- Record extracts -

········

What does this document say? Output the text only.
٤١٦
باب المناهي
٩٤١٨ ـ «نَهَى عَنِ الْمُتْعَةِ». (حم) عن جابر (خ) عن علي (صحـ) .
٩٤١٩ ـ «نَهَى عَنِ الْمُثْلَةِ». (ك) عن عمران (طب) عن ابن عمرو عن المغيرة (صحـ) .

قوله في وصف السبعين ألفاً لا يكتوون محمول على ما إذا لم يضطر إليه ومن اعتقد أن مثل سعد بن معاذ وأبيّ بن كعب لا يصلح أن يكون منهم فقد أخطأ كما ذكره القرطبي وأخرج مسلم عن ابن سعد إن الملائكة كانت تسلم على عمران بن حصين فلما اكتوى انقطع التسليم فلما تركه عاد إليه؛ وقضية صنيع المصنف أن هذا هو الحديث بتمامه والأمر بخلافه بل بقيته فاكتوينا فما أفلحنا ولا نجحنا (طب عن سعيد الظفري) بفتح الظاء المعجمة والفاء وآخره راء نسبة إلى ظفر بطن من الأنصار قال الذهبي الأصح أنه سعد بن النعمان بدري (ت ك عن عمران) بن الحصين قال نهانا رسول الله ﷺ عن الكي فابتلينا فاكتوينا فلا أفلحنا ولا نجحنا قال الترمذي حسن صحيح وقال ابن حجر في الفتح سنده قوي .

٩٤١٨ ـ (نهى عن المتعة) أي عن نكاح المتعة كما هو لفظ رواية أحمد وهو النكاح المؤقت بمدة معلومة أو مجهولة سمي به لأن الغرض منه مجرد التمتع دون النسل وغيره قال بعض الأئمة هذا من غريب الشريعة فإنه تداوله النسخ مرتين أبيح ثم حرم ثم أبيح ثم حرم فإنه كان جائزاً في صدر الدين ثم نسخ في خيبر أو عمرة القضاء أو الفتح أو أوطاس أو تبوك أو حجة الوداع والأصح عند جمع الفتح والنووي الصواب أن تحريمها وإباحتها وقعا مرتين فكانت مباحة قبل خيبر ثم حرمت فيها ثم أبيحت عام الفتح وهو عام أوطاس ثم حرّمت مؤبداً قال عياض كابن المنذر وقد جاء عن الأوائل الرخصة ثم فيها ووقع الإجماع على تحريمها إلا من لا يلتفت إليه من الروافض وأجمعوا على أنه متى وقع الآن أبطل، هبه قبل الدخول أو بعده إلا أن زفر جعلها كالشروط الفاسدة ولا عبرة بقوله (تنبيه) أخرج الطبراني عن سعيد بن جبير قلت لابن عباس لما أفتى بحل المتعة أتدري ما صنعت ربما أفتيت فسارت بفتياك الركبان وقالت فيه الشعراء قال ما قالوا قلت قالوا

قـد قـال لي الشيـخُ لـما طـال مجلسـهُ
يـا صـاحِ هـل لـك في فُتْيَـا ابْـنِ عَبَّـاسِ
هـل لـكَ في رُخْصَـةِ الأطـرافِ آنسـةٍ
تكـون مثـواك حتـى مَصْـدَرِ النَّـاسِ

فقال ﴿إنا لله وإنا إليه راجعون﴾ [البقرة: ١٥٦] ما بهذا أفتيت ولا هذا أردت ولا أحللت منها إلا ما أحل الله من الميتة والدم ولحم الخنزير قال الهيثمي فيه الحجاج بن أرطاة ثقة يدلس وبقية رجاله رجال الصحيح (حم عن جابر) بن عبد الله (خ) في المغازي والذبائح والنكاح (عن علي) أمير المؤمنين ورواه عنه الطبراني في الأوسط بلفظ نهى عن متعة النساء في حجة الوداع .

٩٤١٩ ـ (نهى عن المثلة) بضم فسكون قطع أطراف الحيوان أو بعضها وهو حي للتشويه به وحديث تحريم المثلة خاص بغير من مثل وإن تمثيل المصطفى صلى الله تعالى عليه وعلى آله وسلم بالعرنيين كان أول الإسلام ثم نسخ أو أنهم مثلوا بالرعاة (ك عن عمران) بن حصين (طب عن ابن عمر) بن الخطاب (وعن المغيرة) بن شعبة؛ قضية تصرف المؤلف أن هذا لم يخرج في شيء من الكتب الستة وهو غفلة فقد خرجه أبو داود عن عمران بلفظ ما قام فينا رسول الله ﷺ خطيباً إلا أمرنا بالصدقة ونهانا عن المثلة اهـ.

········

- The problem -
Repeat the material above in full, quoting it exactly.

- Response -
What does this document say? Output the text only.
٤١٦
باب المناهي
٩٤١٨ ـ «نَهَى عَنِ الْمُتْعَةِ». (حم) عن جابر (خ) عن علي (صحـ) .
٩٤١٩ ـ «نَهَى عَنِ الْمُثْلَةِ». (ك) عن عمران (طب) عن ابن عمرو عن المغيرة (صحـ) .

قوله في وصف السبعين ألفاً لا يكتوون محمول على ما إذا لم يضطر إليه ومن اعتقد أن مثل سعد بن معاذ وأبيّ بن كعب لا يصلح أن يكون منهم فقد أخطأ كما ذكره القرطبي وأخرج مسلم عن ابن سعد إن الملائكة كانت تسلم على عمران بن حصين فلما اكتوى انقطع التسليم فلما تركه عاد إليه؛ وقضية صنيع المصنف أن هذا هو الحديث بتمامه والأمر بخلافه بل بقيته فاكتوينا فما أفلحنا ولا نجحنا (طب عن سعيد الظفري) بفتح الظاء المعجمة والفاء وآخره راء نسبة إلى ظفر بطن من الأنصار قال الذهبي الأصح أنه سعد بن النعمان بدري (ت ك عن عمران) بن الحصين قال نهانا رسول الله ﷺ عن الكي فابتلينا فاكتوينا فلا أفلحنا ولا نجحنا قال الترمذي حسن صحيح وقال ابن حجر في الفتح سنده قوي .

٩٤١٨ ـ (نهى عن المتعة) أي عن نكاح المتعة كما هو لفظ رواية أحمد وهو النكاح المؤقت بمدة معلومة أو مجهولة سمي به لأن الغرض منه مجرد التمتع دون النسل وغيره قال بعض الأئمة هذا من غريب الشريعة فإنه تداوله النسخ مرتين أبيح ثم حرم ثم أبيح ثم حرم فإنه كان جائزاً في صدر الدين ثم نسخ في خيبر أو عمرة القضاء أو الفتح أو أوطاس أو تبوك أو حجة الوداع والأصح عند جمع الفتح والنووي الصواب أن تحريمها وإباحتها وقعا مرتين فكانت مباحة قبل خيبر ثم حرمت فيها ثم أبيحت عام الفتح وهو عام أوطاس ثم حرّمت مؤبداً قال عياض كابن المنذر وقد جاء عن الأوائل الرخصة ثم فيها ووقع الإجماع على تحريمها إلا من لا يلتفت إليه من الروافض وأجمعوا على أنه متى وقع الآن أبطل، هبه قبل الدخول أو بعده إلا أن زفر جعلها كالشروط الفاسدة ولا عبرة بقوله (تنبيه) أخرج الطبراني عن سعيد بن جبير قلت لابن عباس لما أفتى بحل المتعة أتدري ما صنعت ربما أفتيت فسارت بفتياك الركبان وقالت فيه الشعراء قال ما قالوا قلت قالوا

قـد قـال لي الشيـخُ لـما طـال مجلسـهُ
يـا صـاحِ هـل لـك في فُتْيَـا ابْـنِ عَبَّـاسِ
هـل لـكَ في رُخْصَـةِ الأطـرافِ آنسـةٍ
تكـون مثـواك حتـى مَصْـدَرِ النَّـاسِ

فقال ﴿إنا لله وإنا إليه راجعون﴾ [البقرة: ١٥٦] ما بهذا أفتيت ولا هذا أردت ولا أحللت منها إلا ما أحل الله من الميتة والدم ولحم الخنزير قال الهيثمي فيه الحجاج بن أرطاة ثقة يدلس وبقية رجاله رجال الصحيح (حم عن جابر) بن عبد الله (خ) في المغازي والذبائح والنكاح (عن علي) أمير المؤمنين ورواه عنه الطبراني في الأوسط بلفظ نهى عن متعة النساء في حجة الوداع .

٩٤١٩ ـ (نهى عن المثلة) بضم فسكون قطع أطراف الحيوان أو بعضها وهو حي للتشويه به وحديث تحريم المثلة خاص بغير من مثل وإن تمثيل المصطفى صلى الله تعالى عليه وعلى آله وسلم بالعرنيين كان أول الإسلام ثم نسخ أو أنهم مثلوا بالرعاة (ك عن عمران) بن حصين (طب عن ابن عمر) بن الخطاب (وعن المغيرة) بن شعبة؛ قضية تصرف المؤلف أن هذا لم يخرج في شيء من الكتب الستة وهو غفلة فقد خرجه أبو داود عن عمران بلفظ ما قام فينا رسول الله ﷺ خطيباً إلا أمرنا بالصدقة ونهانا عن المثلة اهـ.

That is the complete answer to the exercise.